Leave out the pictures, then reproduce the rest of the material exactly.

Records from a data collection
=======

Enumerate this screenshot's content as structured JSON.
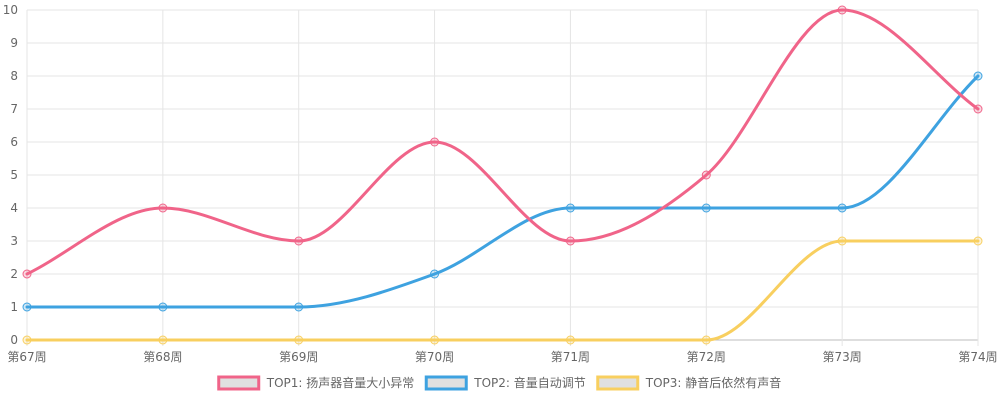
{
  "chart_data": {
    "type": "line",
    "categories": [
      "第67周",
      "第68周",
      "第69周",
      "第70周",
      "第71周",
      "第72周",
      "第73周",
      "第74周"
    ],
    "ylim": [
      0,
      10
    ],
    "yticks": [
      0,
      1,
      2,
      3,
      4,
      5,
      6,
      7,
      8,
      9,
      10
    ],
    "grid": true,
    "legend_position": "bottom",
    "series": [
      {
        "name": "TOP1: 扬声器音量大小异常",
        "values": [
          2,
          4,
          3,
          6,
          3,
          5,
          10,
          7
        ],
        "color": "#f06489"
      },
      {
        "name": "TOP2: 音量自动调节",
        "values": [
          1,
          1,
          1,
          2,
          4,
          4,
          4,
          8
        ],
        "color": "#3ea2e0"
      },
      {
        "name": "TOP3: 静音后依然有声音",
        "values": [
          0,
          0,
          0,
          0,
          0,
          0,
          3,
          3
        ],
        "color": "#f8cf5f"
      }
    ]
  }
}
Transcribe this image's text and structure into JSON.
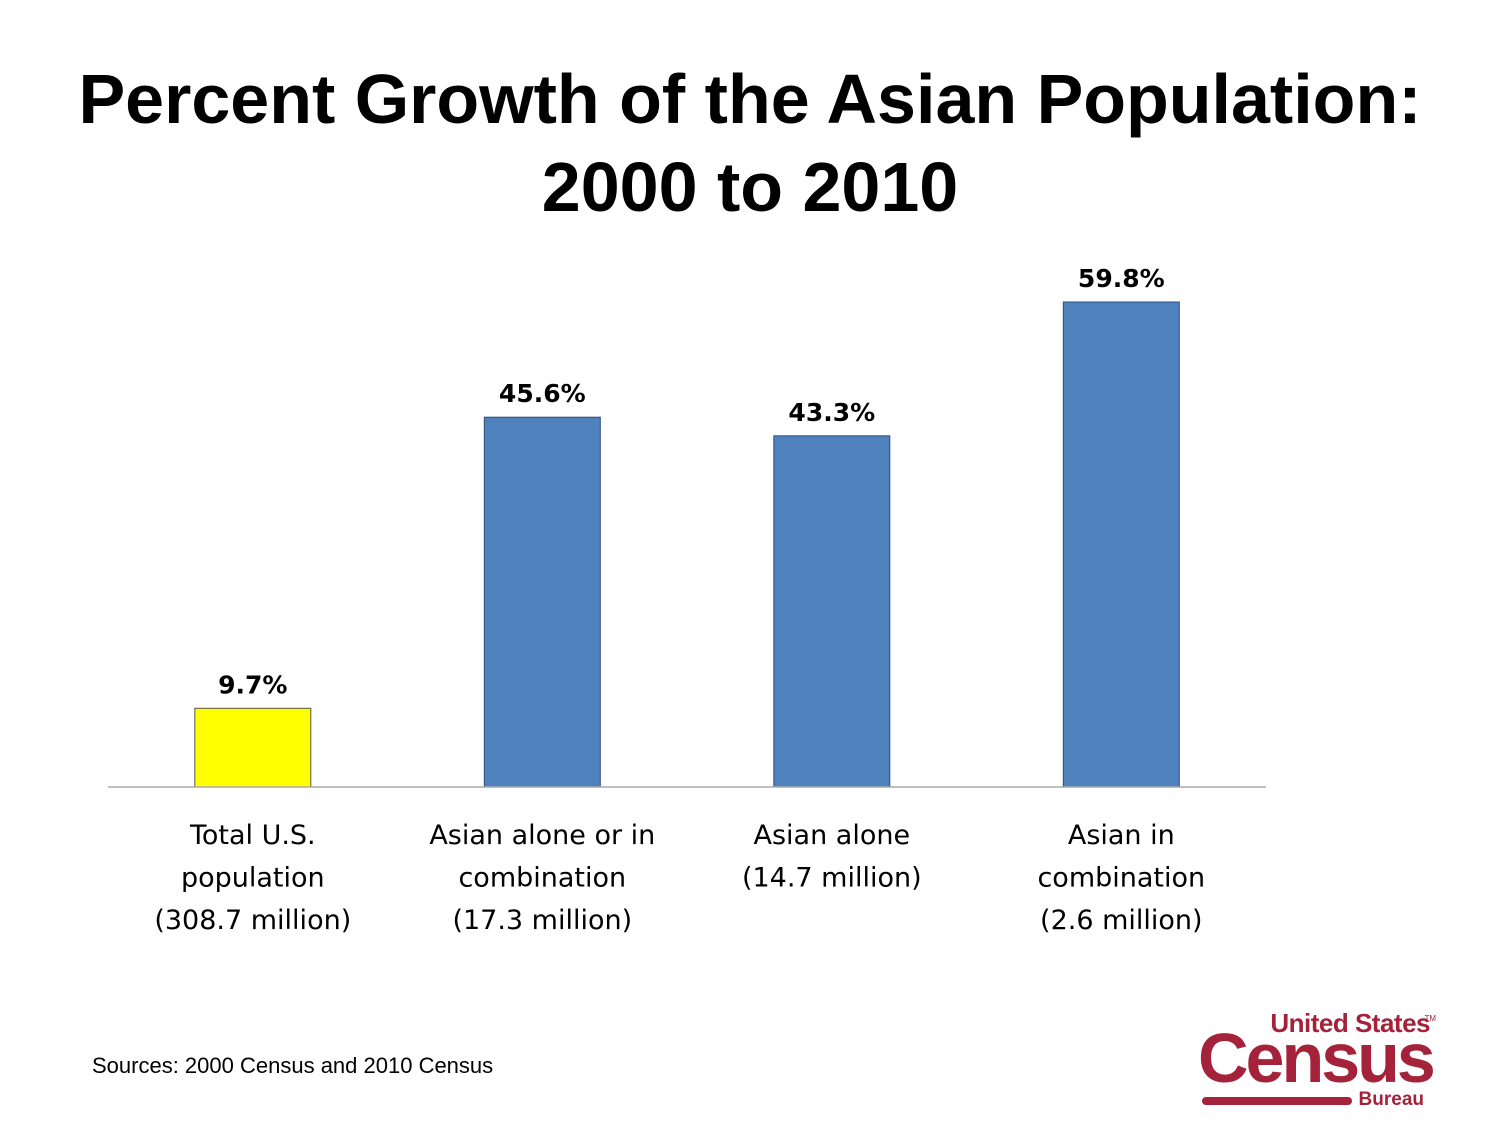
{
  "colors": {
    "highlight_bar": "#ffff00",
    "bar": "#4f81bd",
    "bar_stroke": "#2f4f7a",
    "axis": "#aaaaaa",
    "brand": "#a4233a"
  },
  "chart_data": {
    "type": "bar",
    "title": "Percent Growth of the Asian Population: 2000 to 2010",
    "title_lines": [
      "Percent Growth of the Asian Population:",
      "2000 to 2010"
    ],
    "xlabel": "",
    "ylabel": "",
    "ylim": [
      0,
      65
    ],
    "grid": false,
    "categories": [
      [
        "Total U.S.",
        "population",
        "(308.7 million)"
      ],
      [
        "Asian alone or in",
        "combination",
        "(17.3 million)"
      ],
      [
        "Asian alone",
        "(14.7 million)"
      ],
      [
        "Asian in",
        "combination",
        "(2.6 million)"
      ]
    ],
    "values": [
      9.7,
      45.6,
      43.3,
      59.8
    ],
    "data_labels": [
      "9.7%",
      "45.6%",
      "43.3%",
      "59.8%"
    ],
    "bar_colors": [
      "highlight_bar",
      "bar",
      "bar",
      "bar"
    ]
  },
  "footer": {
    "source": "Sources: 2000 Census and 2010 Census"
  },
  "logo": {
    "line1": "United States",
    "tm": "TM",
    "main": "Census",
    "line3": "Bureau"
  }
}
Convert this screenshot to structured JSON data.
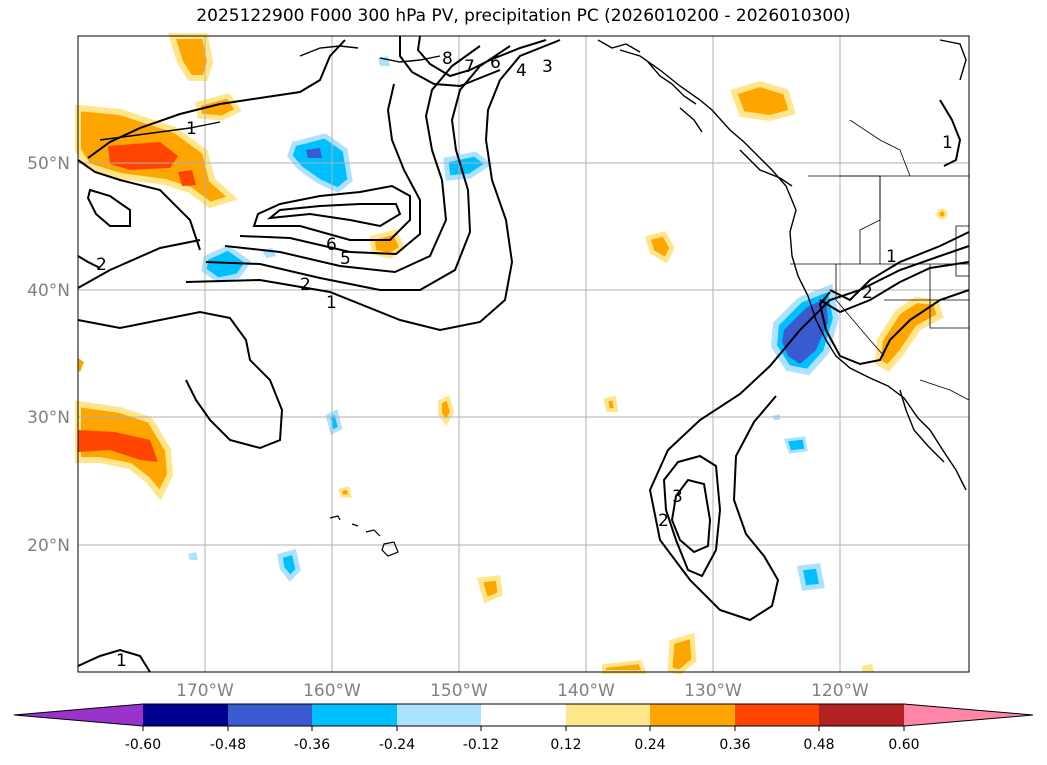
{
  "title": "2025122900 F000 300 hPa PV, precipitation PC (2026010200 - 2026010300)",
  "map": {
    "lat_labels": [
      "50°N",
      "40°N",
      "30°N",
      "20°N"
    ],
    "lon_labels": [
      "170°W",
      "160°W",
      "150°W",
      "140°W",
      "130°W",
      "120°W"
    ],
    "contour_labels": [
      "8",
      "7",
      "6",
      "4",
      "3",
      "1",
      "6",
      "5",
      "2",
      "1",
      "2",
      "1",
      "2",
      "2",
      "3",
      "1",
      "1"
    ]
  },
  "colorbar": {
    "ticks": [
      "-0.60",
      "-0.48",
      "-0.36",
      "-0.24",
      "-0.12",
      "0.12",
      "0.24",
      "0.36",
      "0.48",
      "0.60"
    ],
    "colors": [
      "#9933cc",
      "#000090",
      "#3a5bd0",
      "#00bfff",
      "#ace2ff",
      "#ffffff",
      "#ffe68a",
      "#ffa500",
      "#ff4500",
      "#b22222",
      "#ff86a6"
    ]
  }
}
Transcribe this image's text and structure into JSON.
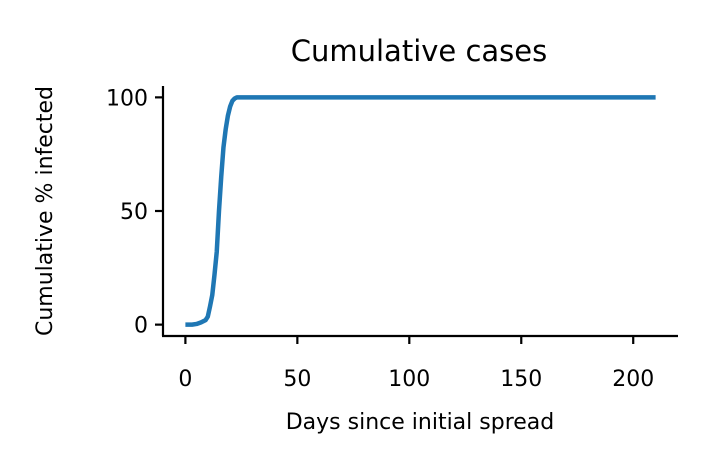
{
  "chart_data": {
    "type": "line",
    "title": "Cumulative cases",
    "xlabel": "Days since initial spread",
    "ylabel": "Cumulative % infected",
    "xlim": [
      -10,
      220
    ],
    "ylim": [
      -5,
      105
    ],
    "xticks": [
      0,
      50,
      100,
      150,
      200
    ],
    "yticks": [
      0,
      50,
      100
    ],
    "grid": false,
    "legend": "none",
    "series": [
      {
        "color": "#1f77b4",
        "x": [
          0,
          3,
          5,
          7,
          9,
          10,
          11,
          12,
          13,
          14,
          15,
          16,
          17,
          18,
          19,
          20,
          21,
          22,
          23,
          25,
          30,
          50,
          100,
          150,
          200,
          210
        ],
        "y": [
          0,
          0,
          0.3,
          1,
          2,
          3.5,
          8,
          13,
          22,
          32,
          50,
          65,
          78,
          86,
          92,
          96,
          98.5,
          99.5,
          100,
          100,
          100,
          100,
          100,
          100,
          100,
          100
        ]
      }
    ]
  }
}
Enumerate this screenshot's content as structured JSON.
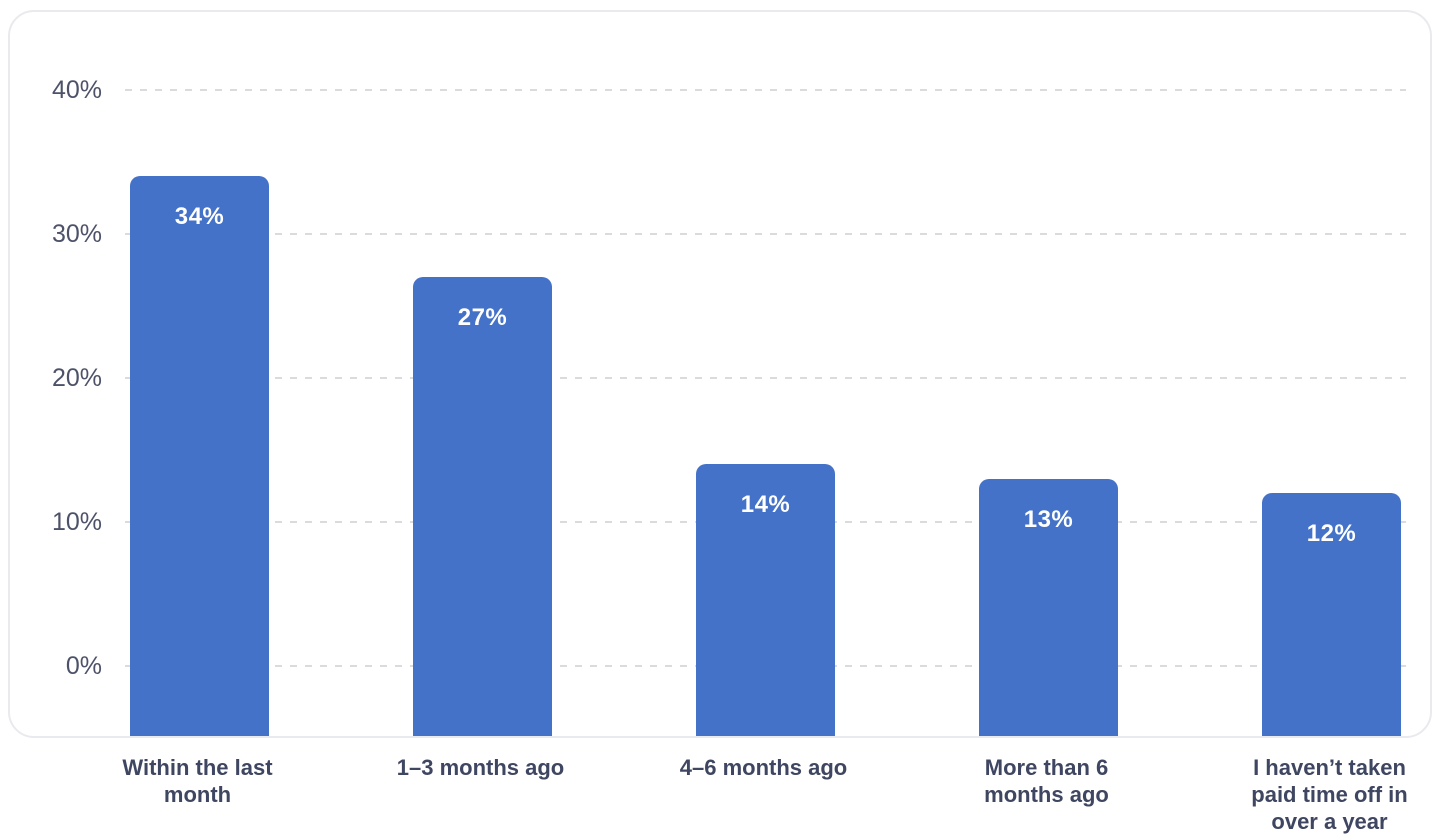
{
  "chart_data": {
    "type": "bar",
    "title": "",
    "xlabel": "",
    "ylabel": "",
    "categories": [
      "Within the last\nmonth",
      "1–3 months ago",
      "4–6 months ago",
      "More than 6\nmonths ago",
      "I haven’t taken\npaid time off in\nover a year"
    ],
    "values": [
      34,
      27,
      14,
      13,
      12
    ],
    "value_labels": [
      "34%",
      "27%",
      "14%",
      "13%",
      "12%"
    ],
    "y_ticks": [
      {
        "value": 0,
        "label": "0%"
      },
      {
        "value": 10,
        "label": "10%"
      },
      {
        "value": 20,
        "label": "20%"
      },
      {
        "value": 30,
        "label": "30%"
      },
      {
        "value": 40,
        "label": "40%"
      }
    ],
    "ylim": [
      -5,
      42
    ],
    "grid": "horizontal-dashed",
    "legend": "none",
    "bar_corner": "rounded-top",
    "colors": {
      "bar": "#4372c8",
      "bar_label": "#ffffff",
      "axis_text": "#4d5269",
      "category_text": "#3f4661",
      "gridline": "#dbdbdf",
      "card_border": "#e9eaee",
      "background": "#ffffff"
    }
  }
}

=======

Answer to the problem —
Enumerate this screenshot's content as structured JSON.
{
  "chart_data": {
    "type": "line",
    "categories": [
      "第67周",
      "第68周",
      "第69周",
      "第70周",
      "第71周",
      "第72周",
      "第73周",
      "第74周"
    ],
    "ylim": [
      0,
      10
    ],
    "yticks": [
      0,
      1,
      2,
      3,
      4,
      5,
      6,
      7,
      8,
      9,
      10
    ],
    "grid": true,
    "legend_position": "bottom",
    "series": [
      {
        "name": "TOP1: 扬声器音量大小异常",
        "values": [
          2,
          4,
          3,
          6,
          3,
          5,
          10,
          7
        ],
        "color": "#f06489"
      },
      {
        "name": "TOP2: 音量自动调节",
        "values": [
          1,
          1,
          1,
          2,
          4,
          4,
          4,
          8
        ],
        "color": "#3ea2e0"
      },
      {
        "name": "TOP3: 静音后依然有声音",
        "values": [
          0,
          0,
          0,
          0,
          0,
          0,
          3,
          3
        ],
        "color": "#f8cf5f"
      }
    ]
  }
}
Transcribe this image's text and structure into JSON.
{
  "colors": {
    "highlight_bar": "#ffff00",
    "bar": "#4f81bd",
    "bar_stroke": "#2f4f7a",
    "axis": "#aaaaaa",
    "brand": "#a4233a"
  },
  "chart_data": {
    "type": "bar",
    "title": "Percent Growth of the Asian Population: 2000 to 2010",
    "title_lines": [
      "Percent Growth of the Asian Population:",
      "2000 to 2010"
    ],
    "xlabel": "",
    "ylabel": "",
    "ylim": [
      0,
      65
    ],
    "grid": false,
    "categories": [
      [
        "Total U.S.",
        "population",
        "(308.7 million)"
      ],
      [
        "Asian alone or in",
        "combination",
        "(17.3 million)"
      ],
      [
        "Asian alone",
        "(14.7 million)"
      ],
      [
        "Asian in",
        "combination",
        "(2.6 million)"
      ]
    ],
    "values": [
      9.7,
      45.6,
      43.3,
      59.8
    ],
    "data_labels": [
      "9.7%",
      "45.6%",
      "43.3%",
      "59.8%"
    ],
    "bar_colors": [
      "highlight_bar",
      "bar",
      "bar",
      "bar"
    ]
  },
  "footer": {
    "source": "Sources: 2000 Census and 2010 Census"
  },
  "logo": {
    "line1": "United States",
    "tm": "TM",
    "main": "Census",
    "line3": "Bureau"
  }
}
Convert this screenshot to structured JSON data.
{
  "title": "2025122900 F000 300 hPa PV, precipitation PC (2026010200 - 2026010300)",
  "map": {
    "lat_labels": [
      "50°N",
      "40°N",
      "30°N",
      "20°N"
    ],
    "lon_labels": [
      "170°W",
      "160°W",
      "150°W",
      "140°W",
      "130°W",
      "120°W"
    ],
    "contour_labels": [
      "8",
      "7",
      "6",
      "4",
      "3",
      "1",
      "6",
      "5",
      "2",
      "1",
      "2",
      "1",
      "2",
      "2",
      "3",
      "1",
      "1"
    ]
  },
  "colorbar": {
    "ticks": [
      "-0.60",
      "-0.48",
      "-0.36",
      "-0.24",
      "-0.12",
      "0.12",
      "0.24",
      "0.36",
      "0.48",
      "0.60"
    ],
    "colors": [
      "#9933cc",
      "#000090",
      "#3a5bd0",
      "#00bfff",
      "#ace2ff",
      "#ffffff",
      "#ffe68a",
      "#ffa500",
      "#ff4500",
      "#b22222",
      "#ff86a6"
    ]
  }
}
Transcribe this image's text and structure into JSON.
{
  "chart_data": {
    "type": "line",
    "title": "Cumulative cases",
    "xlabel": "Days since initial spread",
    "ylabel": "Cumulative % infected",
    "xlim": [
      -10,
      220
    ],
    "ylim": [
      -5,
      105
    ],
    "xticks": [
      0,
      50,
      100,
      150,
      200
    ],
    "yticks": [
      0,
      50,
      100
    ],
    "grid": false,
    "legend": "none",
    "series": [
      {
        "color": "#1f77b4",
        "x": [
          0,
          3,
          5,
          7,
          9,
          10,
          11,
          12,
          13,
          14,
          15,
          16,
          17,
          18,
          19,
          20,
          21,
          22,
          23,
          25,
          30,
          50,
          100,
          150,
          200,
          210
        ],
        "y": [
          0,
          0,
          0.3,
          1,
          2,
          3.5,
          8,
          13,
          22,
          32,
          50,
          65,
          78,
          86,
          92,
          96,
          98.5,
          99.5,
          100,
          100,
          100,
          100,
          100,
          100,
          100,
          100
        ]
      }
    ]
  }
}
Enumerate this screenshot's content as structured JSON.
{
  "chart_data": {
    "type": "bar",
    "title": "",
    "xlabel": "",
    "ylabel": "",
    "categories": [
      "Within the last\nmonth",
      "1–3 months ago",
      "4–6 months ago",
      "More than 6\nmonths ago",
      "I haven’t taken\npaid time off in\nover a year"
    ],
    "values": [
      34,
      27,
      14,
      13,
      12
    ],
    "value_labels": [
      "34%",
      "27%",
      "14%",
      "13%",
      "12%"
    ],
    "y_ticks": [
      {
        "value": 0,
        "label": "0%"
      },
      {
        "value": 10,
        "label": "10%"
      },
      {
        "value": 20,
        "label": "20%"
      },
      {
        "value": 30,
        "label": "30%"
      },
      {
        "value": 40,
        "label": "40%"
      }
    ],
    "ylim": [
      -5,
      42
    ],
    "grid": "horizontal-dashed",
    "legend": "none",
    "bar_corner": "rounded-top",
    "colors": {
      "bar": "#4372c8",
      "bar_label": "#ffffff",
      "axis_text": "#4d5269",
      "category_text": "#3f4661",
      "gridline": "#dbdbdf",
      "card_border": "#e9eaee",
      "background": "#ffffff"
    }
  }
}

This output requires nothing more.